**TO DO:** Without including any images, repeat the data exactly.

**MATERIAL FOR THIS EXERCISE:**

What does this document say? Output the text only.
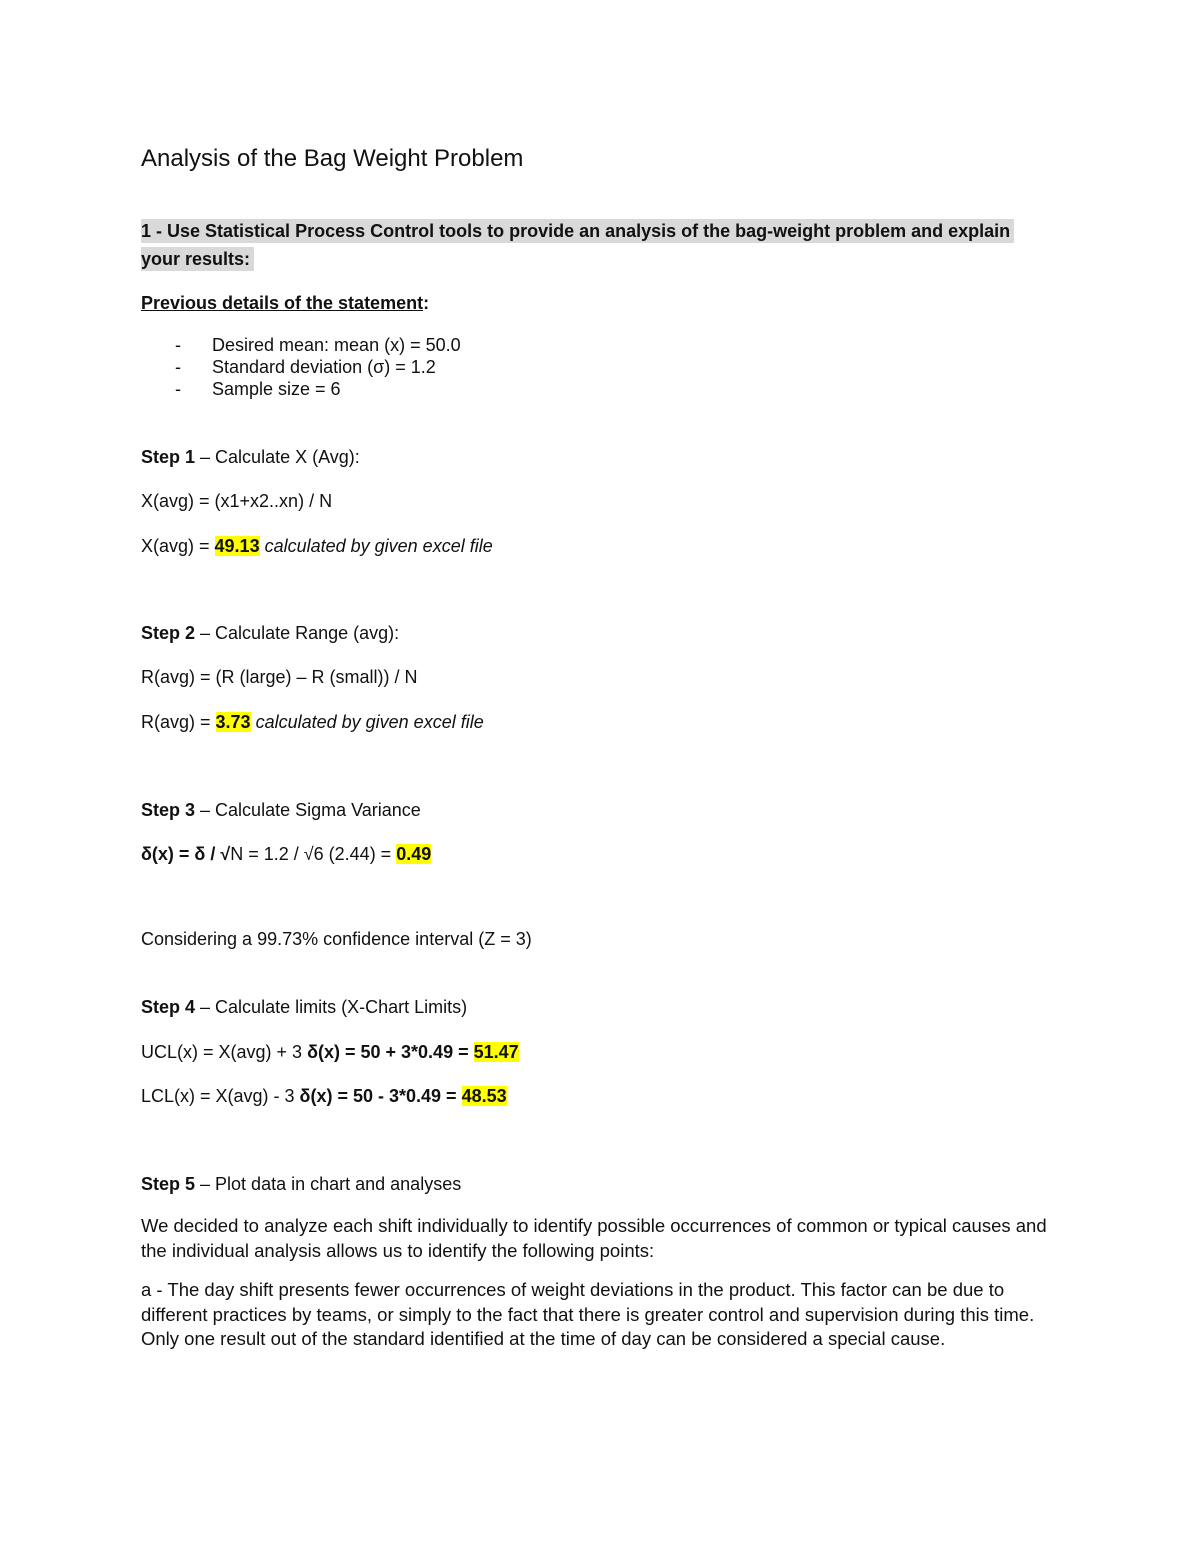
Analysis of the Bag Weight Problem
1 - Use Statistical Process Control tools to provide an analysis of the bag-weight problem and explain
your results:
Previous details of the statement:
- Desired mean: mean (x) = 50.0
- Standard deviation (σ) = 1.2
- Sample size = 6
Step 1 – Calculate X (Avg):
X(avg) = (x1+x2..xn) / N
X(avg) = 49.13 calculated by given excel file
Step 2 – Calculate Range (avg):
R(avg) = (R (large) – R (small)) / N
R(avg) = 3.73 calculated by given excel file
Step 3 – Calculate Sigma Variance
δ(x) = δ / √N = 1.2 / √6 (2.44) = 0.49
Considering a 99.73% confidence interval (Z = 3)
Step 4 – Calculate limits (X-Chart Limits)
UCL(x) = X(avg) + 3 δ(x) = 50 + 3*0.49 = 51.47
LCL(x) = X(avg) - 3 δ(x) = 50 - 3*0.49 = 48.53
Step 5 – Plot data in chart and analyses
We decided to analyze each shift individually to identify possible occurrences of common or typical causes and the individual analysis allows us to identify the following points:
a - The day shift presents fewer occurrences of weight deviations in the product. This factor can be due to different practices by teams, or simply to the fact that there is greater control and supervision during this time. Only one result out of the standard identified at the time of day can be considered a special cause.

**SOLUTION FOR THIS TASK:**
What does this document say? Output the text only.
Analysis of the Bag Weight Problem
1 - Use Statistical Process Control tools to provide an analysis of the bag-weight problem and explain
your results:
Previous details of the statement:
- Desired mean: mean (x) = 50.0
- Standard deviation (σ) = 1.2
- Sample size = 6
Step 1 – Calculate X (Avg):
X(avg) = (x1+x2..xn) / N
X(avg) = 49.13 calculated by given excel file
Step 2 – Calculate Range (avg):
R(avg) = (R (large) – R (small)) / N
R(avg) = 3.73 calculated by given excel file
Step 3 – Calculate Sigma Variance
δ(x) = δ / √N = 1.2 / √6 (2.44) = 0.49
Considering a 99.73% confidence interval (Z = 3)
Step 4 – Calculate limits (X-Chart Limits)
UCL(x) = X(avg) + 3 δ(x) = 50 + 3*0.49 = 51.47
LCL(x) = X(avg) - 3 δ(x) = 50 - 3*0.49 = 48.53
Step 5 – Plot data in chart and analyses
We decided to analyze each shift individually to identify possible occurrences of common or typical causes and the individual analysis allows us to identify the following points:
a - The day shift presents fewer occurrences of weight deviations in the product. This factor can be due to different practices by teams, or simply to the fact that there is greater control and supervision during this time. Only one result out of the standard identified at the time of day can be considered a special cause.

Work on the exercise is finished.